Repeat the entries that follow verbatim, without any of their pictures.

-------- INFORMATION PROVIDED

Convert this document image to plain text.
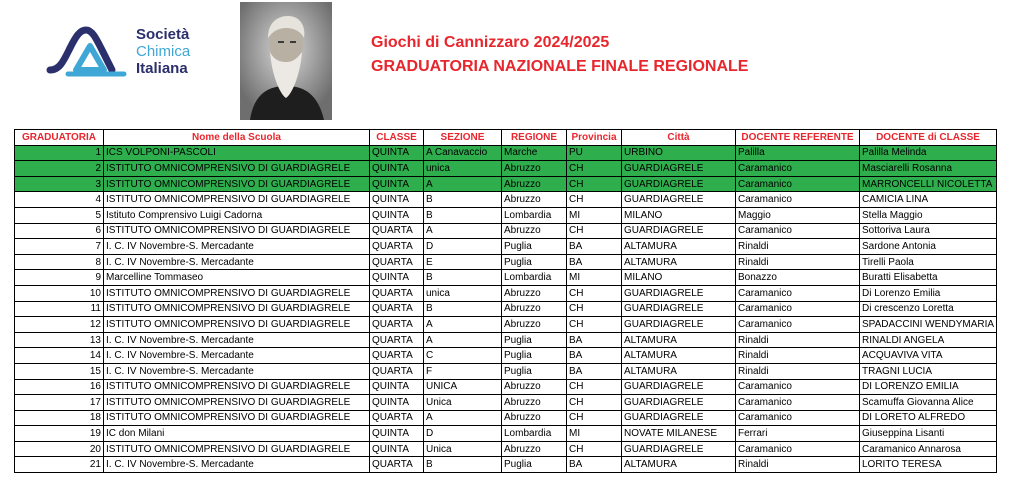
Società
Chimica
Italiana
Giochi di Cannizzaro 2024/2025
GRADUATORIA NAZIONALE FINALE REGIONALE
GRADUATORIA	Nome della Scuola	CLASSE	SEZIONE	REGIONE	Provincia	Città	DOCENTE REFERENTE	DOCENTE di CLASSE
1	ICS VOLPONI-PASCOLI	QUINTA	A Canavaccio	Marche	PU	URBINO	Palilla	Palilla Melinda
2	ISTITUTO OMNICOMPRENSIVO DI GUARDIAGRELE	QUINTA	unica	Abruzzo	CH	GUARDIAGRELE	Caramanico	Masciarelli Rosanna
3	ISTITUTO OMNICOMPRENSIVO DI GUARDIAGRELE	QUINTA	A	Abruzzo	CH	GUARDIAGRELE	Caramanico	MARRONCELLI NICOLETTA
4	ISTITUTO OMNICOMPRENSIVO DI GUARDIAGRELE	QUINTA	B	Abruzzo	CH	GUARDIAGRELE	Caramanico	CAMICIA LINA
5	Istituto Comprensivo Luigi Cadorna	QUINTA	B	Lombardia	MI	MILANO	Maggio	Stella Maggio
6	ISTITUTO OMNICOMPRENSIVO DI GUARDIAGRELE	QUARTA	A	Abruzzo	CH	GUARDIAGRELE	Caramanico	Sottoriva Laura
7	I. C. IV Novembre-S. Mercadante	QUARTA	D	Puglia	BA	ALTAMURA	Rinaldi	Sardone Antonia
8	I. C. IV Novembre-S. Mercadante	QUARTA	E	Puglia	BA	ALTAMURA	Rinaldi	Tirelli Paola
9	Marcelline Tommaseo	QUINTA	B	Lombardia	MI	MILANO	Bonazzo	Buratti Elisabetta
10	ISTITUTO OMNICOMPRENSIVO DI GUARDIAGRELE	QUARTA	unica	Abruzzo	CH	GUARDIAGRELE	Caramanico	Di Lorenzo Emilia
11	ISTITUTO OMNICOMPRENSIVO DI GUARDIAGRELE	QUARTA	B	Abruzzo	CH	GUARDIAGRELE	Caramanico	Di crescenzo Loretta
12	ISTITUTO OMNICOMPRENSIVO DI GUARDIAGRELE	QUARTA	A	Abruzzo	CH	GUARDIAGRELE	Caramanico	SPADACCINI WENDYMARIA
13	I. C. IV Novembre-S. Mercadante	QUARTA	A	Puglia	BA	ALTAMURA	Rinaldi	RINALDI ANGELA
14	I. C. IV Novembre-S. Mercadante	QUARTA	C	Puglia	BA	ALTAMURA	Rinaldi	ACQUAVIVA VITA
15	I. C. IV Novembre-S. Mercadante	QUARTA	F	Puglia	BA	ALTAMURA	Rinaldi	TRAGNI LUCIA
16	ISTITUTO OMNICOMPRENSIVO DI GUARDIAGRELE	QUINTA	UNICA	Abruzzo	CH	GUARDIAGRELE	Caramanico	DI LORENZO EMILIA
17	ISTITUTO OMNICOMPRENSIVO DI GUARDIAGRELE	QUINTA	Unica	Abruzzo	CH	GUARDIAGRELE	Caramanico	Scamuffa Giovanna Alice
18	ISTITUTO OMNICOMPRENSIVO DI GUARDIAGRELE	QUARTA	A	Abruzzo	CH	GUARDIAGRELE	Caramanico	DI LORETO ALFREDO
19	IC don Milani	QUINTA	D	Lombardia	MI	NOVATE MILANESE	Ferrari	Giuseppina Lisanti
20	ISTITUTO OMNICOMPRENSIVO DI GUARDIAGRELE	QUINTA	Unica	Abruzzo	CH	GUARDIAGRELE	Caramanico	Caramanico Annarosa
21	I. C. IV Novembre-S. Mercadante	QUARTA	B	Puglia	BA	ALTAMURA	Rinaldi	LORITO TERESA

----------------

#### SOLVED EXERCISE
Convert this document image to plain text.
Società
Chimica
Italiana
Giochi di Cannizzaro 2024/2025
GRADUATORIA NAZIONALE FINALE REGIONALE
GRADUATORIA	Nome della Scuola	CLASSE	SEZIONE	REGIONE	Provincia	Città	DOCENTE REFERENTE	DOCENTE di CLASSE
1	ICS VOLPONI-PASCOLI	QUINTA	A Canavaccio	Marche	PU	URBINO	Palilla	Palilla Melinda
2	ISTITUTO OMNICOMPRENSIVO DI GUARDIAGRELE	QUINTA	unica	Abruzzo	CH	GUARDIAGRELE	Caramanico	Masciarelli Rosanna
3	ISTITUTO OMNICOMPRENSIVO DI GUARDIAGRELE	QUINTA	A	Abruzzo	CH	GUARDIAGRELE	Caramanico	MARRONCELLI NICOLETTA
4	ISTITUTO OMNICOMPRENSIVO DI GUARDIAGRELE	QUINTA	B	Abruzzo	CH	GUARDIAGRELE	Caramanico	CAMICIA LINA
5	Istituto Comprensivo Luigi Cadorna	QUINTA	B	Lombardia	MI	MILANO	Maggio	Stella Maggio
6	ISTITUTO OMNICOMPRENSIVO DI GUARDIAGRELE	QUARTA	A	Abruzzo	CH	GUARDIAGRELE	Caramanico	Sottoriva Laura
7	I. C. IV Novembre-S. Mercadante	QUARTA	D	Puglia	BA	ALTAMURA	Rinaldi	Sardone Antonia
8	I. C. IV Novembre-S. Mercadante	QUARTA	E	Puglia	BA	ALTAMURA	Rinaldi	Tirelli Paola
9	Marcelline Tommaseo	QUINTA	B	Lombardia	MI	MILANO	Bonazzo	Buratti Elisabetta
10	ISTITUTO OMNICOMPRENSIVO DI GUARDIAGRELE	QUARTA	unica	Abruzzo	CH	GUARDIAGRELE	Caramanico	Di Lorenzo Emilia
11	ISTITUTO OMNICOMPRENSIVO DI GUARDIAGRELE	QUARTA	B	Abruzzo	CH	GUARDIAGRELE	Caramanico	Di crescenzo Loretta
12	ISTITUTO OMNICOMPRENSIVO DI GUARDIAGRELE	QUARTA	A	Abruzzo	CH	GUARDIAGRELE	Caramanico	SPADACCINI WENDYMARIA
13	I. C. IV Novembre-S. Mercadante	QUARTA	A	Puglia	BA	ALTAMURA	Rinaldi	RINALDI ANGELA
14	I. C. IV Novembre-S. Mercadante	QUARTA	C	Puglia	BA	ALTAMURA	Rinaldi	ACQUAVIVA VITA
15	I. C. IV Novembre-S. Mercadante	QUARTA	F	Puglia	BA	ALTAMURA	Rinaldi	TRAGNI LUCIA
16	ISTITUTO OMNICOMPRENSIVO DI GUARDIAGRELE	QUINTA	UNICA	Abruzzo	CH	GUARDIAGRELE	Caramanico	DI LORENZO EMILIA
17	ISTITUTO OMNICOMPRENSIVO DI GUARDIAGRELE	QUINTA	Unica	Abruzzo	CH	GUARDIAGRELE	Caramanico	Scamuffa Giovanna Alice
18	ISTITUTO OMNICOMPRENSIVO DI GUARDIAGRELE	QUARTA	A	Abruzzo	CH	GUARDIAGRELE	Caramanico	DI LORETO ALFREDO
19	IC don Milani	QUINTA	D	Lombardia	MI	NOVATE MILANESE	Ferrari	Giuseppina Lisanti
20	ISTITUTO OMNICOMPRENSIVO DI GUARDIAGRELE	QUINTA	Unica	Abruzzo	CH	GUARDIAGRELE	Caramanico	Caramanico Annarosa
21	I. C. IV Novembre-S. Mercadante	QUARTA	B	Puglia	BA	ALTAMURA	Rinaldi	LORITO TERESA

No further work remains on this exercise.